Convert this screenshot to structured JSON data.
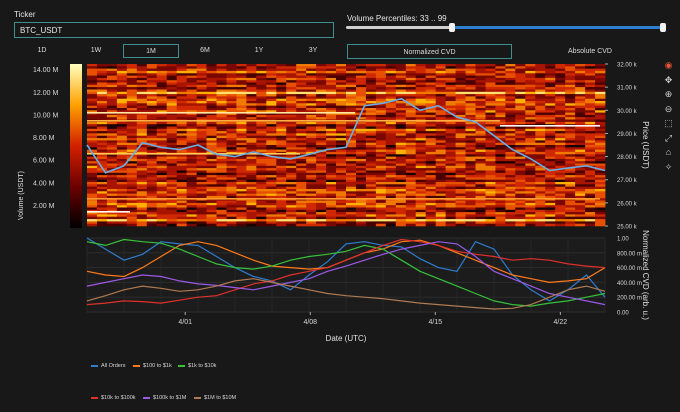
{
  "ticker": {
    "label": "Ticker",
    "value": "BTC_USDT"
  },
  "timeframes": [
    "1D",
    "1W",
    "1M",
    "6M",
    "1Y",
    "3Y"
  ],
  "timeframe_active": "1M",
  "volume_percentiles": {
    "label": "Volume Percentiles: 33 .. 99",
    "low": 33,
    "high": 99
  },
  "cvd_modes": [
    "Normalized CVD",
    "Absolute CVD"
  ],
  "cvd_mode_active": "Normalized CVD",
  "toolbar_icons": [
    "color-wheel-icon",
    "move-icon",
    "zoom-in-icon",
    "zoom-out-icon",
    "zoom-box-icon",
    "autoscale-icon",
    "reset-icon",
    "hover-icon"
  ],
  "chart_data": [
    {
      "type": "heatmap",
      "xlabel": "Date (UTC)",
      "ylabel_left": "Volume (USDT)",
      "ylabel_right": "Price (USDT)",
      "x_ticks": [
        "4/01",
        "4/08",
        "4/15",
        "4/22"
      ],
      "y_ticks_price": [
        "25.00 k",
        "26.00 k",
        "27.00 k",
        "28.00 k",
        "29.00 k",
        "30.00 k",
        "31.00 k",
        "32.00 k"
      ],
      "price_range": [
        25000,
        32000
      ],
      "colorbar_ticks": [
        "2.00 M",
        "4.00 M",
        "6.00 M",
        "8.00 M",
        "10.00 M",
        "12.00 M",
        "14.00 M"
      ],
      "colorbar_range": [
        0,
        14500000
      ],
      "price_series": {
        "name": "",
        "x_days": [
          0,
          1,
          2,
          3,
          4,
          5,
          6,
          7,
          8,
          9,
          10,
          11,
          12,
          13,
          14,
          15,
          16,
          17,
          18,
          19,
          20,
          21,
          22,
          23,
          24,
          25,
          26,
          27,
          28
        ],
        "values": [
          28500,
          27300,
          27600,
          28600,
          28400,
          28300,
          28500,
          28100,
          28000,
          28200,
          28000,
          27900,
          28100,
          28300,
          28400,
          30200,
          30300,
          30500,
          30000,
          30200,
          29700,
          29500,
          28900,
          28300,
          27900,
          27400,
          27500,
          27600,
          27400
        ]
      }
    },
    {
      "type": "line",
      "ylabel": "Normalized CVD (arb. u.)",
      "y_ticks": [
        "0.00",
        "200.00 m",
        "400.00 m",
        "600.00 m",
        "800.00 m",
        "1.00"
      ],
      "ylim": [
        0,
        1
      ],
      "series": [
        {
          "name": "All Orders",
          "color": "#2e7dd1",
          "values": [
            1.0,
            0.85,
            0.7,
            0.78,
            0.95,
            0.92,
            0.9,
            0.75,
            0.6,
            0.48,
            0.42,
            0.3,
            0.5,
            0.68,
            0.92,
            0.95,
            0.9,
            0.88,
            0.72,
            0.6,
            0.55,
            0.95,
            0.85,
            0.5,
            0.3,
            0.15,
            0.3,
            0.5,
            0.2
          ]
        },
        {
          "name": "$100 to $1k",
          "color": "#ff7a1a",
          "values": [
            0.55,
            0.5,
            0.48,
            0.6,
            0.75,
            0.9,
            0.95,
            0.9,
            0.8,
            0.7,
            0.62,
            0.6,
            0.58,
            0.6,
            0.7,
            0.8,
            0.85,
            0.95,
            0.97,
            0.9,
            0.8,
            0.7,
            0.6,
            0.5,
            0.45,
            0.4,
            0.42,
            0.45,
            0.6
          ]
        },
        {
          "name": "$1k to $10k",
          "color": "#36c23a",
          "values": [
            0.95,
            0.9,
            0.98,
            0.95,
            0.93,
            0.85,
            0.75,
            0.65,
            0.6,
            0.58,
            0.62,
            0.7,
            0.75,
            0.78,
            0.82,
            0.9,
            0.85,
            0.7,
            0.55,
            0.45,
            0.35,
            0.25,
            0.15,
            0.1,
            0.08,
            0.12,
            0.15,
            0.2,
            0.25
          ]
        },
        {
          "name": "$10k to $100k",
          "color": "#e0302a",
          "values": [
            0.1,
            0.12,
            0.15,
            0.14,
            0.12,
            0.16,
            0.2,
            0.22,
            0.3,
            0.38,
            0.42,
            0.5,
            0.55,
            0.6,
            0.7,
            0.8,
            0.9,
            0.98,
            0.95,
            0.9,
            0.82,
            0.78,
            0.75,
            0.7,
            0.72,
            0.7,
            0.65,
            0.62,
            0.6
          ]
        },
        {
          "name": "$100k to $1M",
          "color": "#9b59e8",
          "values": [
            0.35,
            0.4,
            0.45,
            0.5,
            0.48,
            0.42,
            0.38,
            0.36,
            0.33,
            0.3,
            0.35,
            0.4,
            0.45,
            0.55,
            0.62,
            0.7,
            0.78,
            0.85,
            0.9,
            0.95,
            0.92,
            0.75,
            0.55,
            0.45,
            0.35,
            0.25,
            0.2,
            0.15,
            0.1
          ]
        },
        {
          "name": "$1M to $10M",
          "color": "#b07a52",
          "values": [
            0.15,
            0.22,
            0.3,
            0.35,
            0.32,
            0.28,
            0.3,
            0.35,
            0.42,
            0.45,
            0.4,
            0.35,
            0.3,
            0.25,
            0.22,
            0.2,
            0.18,
            0.15,
            0.12,
            0.1,
            0.08,
            0.06,
            0.04,
            0.05,
            0.1,
            0.2,
            0.3,
            0.35,
            0.28
          ]
        }
      ]
    }
  ]
}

What you will do: In your copy of the records, include no pictures; repeat everything else exactly.

Written response:
Convert this screenshot to structured JSON data.
{
  "ticker": {
    "label": "Ticker",
    "value": "BTC_USDT"
  },
  "timeframes": [
    "1D",
    "1W",
    "1M",
    "6M",
    "1Y",
    "3Y"
  ],
  "timeframe_active": "1M",
  "volume_percentiles": {
    "label": "Volume Percentiles: 33 .. 99",
    "low": 33,
    "high": 99
  },
  "cvd_modes": [
    "Normalized CVD",
    "Absolute CVD"
  ],
  "cvd_mode_active": "Normalized CVD",
  "toolbar_icons": [
    "color-wheel-icon",
    "move-icon",
    "zoom-in-icon",
    "zoom-out-icon",
    "zoom-box-icon",
    "autoscale-icon",
    "reset-icon",
    "hover-icon"
  ],
  "chart_data": [
    {
      "type": "heatmap",
      "xlabel": "Date (UTC)",
      "ylabel_left": "Volume (USDT)",
      "ylabel_right": "Price (USDT)",
      "x_ticks": [
        "4/01",
        "4/08",
        "4/15",
        "4/22"
      ],
      "y_ticks_price": [
        "25.00 k",
        "26.00 k",
        "27.00 k",
        "28.00 k",
        "29.00 k",
        "30.00 k",
        "31.00 k",
        "32.00 k"
      ],
      "price_range": [
        25000,
        32000
      ],
      "colorbar_ticks": [
        "2.00 M",
        "4.00 M",
        "6.00 M",
        "8.00 M",
        "10.00 M",
        "12.00 M",
        "14.00 M"
      ],
      "colorbar_range": [
        0,
        14500000
      ],
      "price_series": {
        "name": "",
        "x_days": [
          0,
          1,
          2,
          3,
          4,
          5,
          6,
          7,
          8,
          9,
          10,
          11,
          12,
          13,
          14,
          15,
          16,
          17,
          18,
          19,
          20,
          21,
          22,
          23,
          24,
          25,
          26,
          27,
          28
        ],
        "values": [
          28500,
          27300,
          27600,
          28600,
          28400,
          28300,
          28500,
          28100,
          28000,
          28200,
          28000,
          27900,
          28100,
          28300,
          28400,
          30200,
          30300,
          30500,
          30000,
          30200,
          29700,
          29500,
          28900,
          28300,
          27900,
          27400,
          27500,
          27600,
          27400
        ]
      }
    },
    {
      "type": "line",
      "ylabel": "Normalized CVD (arb. u.)",
      "y_ticks": [
        "0.00",
        "200.00 m",
        "400.00 m",
        "600.00 m",
        "800.00 m",
        "1.00"
      ],
      "ylim": [
        0,
        1
      ],
      "series": [
        {
          "name": "All Orders",
          "color": "#2e7dd1",
          "values": [
            1.0,
            0.85,
            0.7,
            0.78,
            0.95,
            0.92,
            0.9,
            0.75,
            0.6,
            0.48,
            0.42,
            0.3,
            0.5,
            0.68,
            0.92,
            0.95,
            0.9,
            0.88,
            0.72,
            0.6,
            0.55,
            0.95,
            0.85,
            0.5,
            0.3,
            0.15,
            0.3,
            0.5,
            0.2
          ]
        },
        {
          "name": "$100 to $1k",
          "color": "#ff7a1a",
          "values": [
            0.55,
            0.5,
            0.48,
            0.6,
            0.75,
            0.9,
            0.95,
            0.9,
            0.8,
            0.7,
            0.62,
            0.6,
            0.58,
            0.6,
            0.7,
            0.8,
            0.85,
            0.95,
            0.97,
            0.9,
            0.8,
            0.7,
            0.6,
            0.5,
            0.45,
            0.4,
            0.42,
            0.45,
            0.6
          ]
        },
        {
          "name": "$1k to $10k",
          "color": "#36c23a",
          "values": [
            0.95,
            0.9,
            0.98,
            0.95,
            0.93,
            0.85,
            0.75,
            0.65,
            0.6,
            0.58,
            0.62,
            0.7,
            0.75,
            0.78,
            0.82,
            0.9,
            0.85,
            0.7,
            0.55,
            0.45,
            0.35,
            0.25,
            0.15,
            0.1,
            0.08,
            0.12,
            0.15,
            0.2,
            0.25
          ]
        },
        {
          "name": "$10k to $100k",
          "color": "#e0302a",
          "values": [
            0.1,
            0.12,
            0.15,
            0.14,
            0.12,
            0.16,
            0.2,
            0.22,
            0.3,
            0.38,
            0.42,
            0.5,
            0.55,
            0.6,
            0.7,
            0.8,
            0.9,
            0.98,
            0.95,
            0.9,
            0.82,
            0.78,
            0.75,
            0.7,
            0.72,
            0.7,
            0.65,
            0.62,
            0.6
          ]
        },
        {
          "name": "$100k to $1M",
          "color": "#9b59e8",
          "values": [
            0.35,
            0.4,
            0.45,
            0.5,
            0.48,
            0.42,
            0.38,
            0.36,
            0.33,
            0.3,
            0.35,
            0.4,
            0.45,
            0.55,
            0.62,
            0.7,
            0.78,
            0.85,
            0.9,
            0.95,
            0.92,
            0.75,
            0.55,
            0.45,
            0.35,
            0.25,
            0.2,
            0.15,
            0.1
          ]
        },
        {
          "name": "$1M to $10M",
          "color": "#b07a52",
          "values": [
            0.15,
            0.22,
            0.3,
            0.35,
            0.32,
            0.28,
            0.3,
            0.35,
            0.42,
            0.45,
            0.4,
            0.35,
            0.3,
            0.25,
            0.22,
            0.2,
            0.18,
            0.15,
            0.12,
            0.1,
            0.08,
            0.06,
            0.04,
            0.05,
            0.1,
            0.2,
            0.3,
            0.35,
            0.28
          ]
        }
      ]
    }
  ]
}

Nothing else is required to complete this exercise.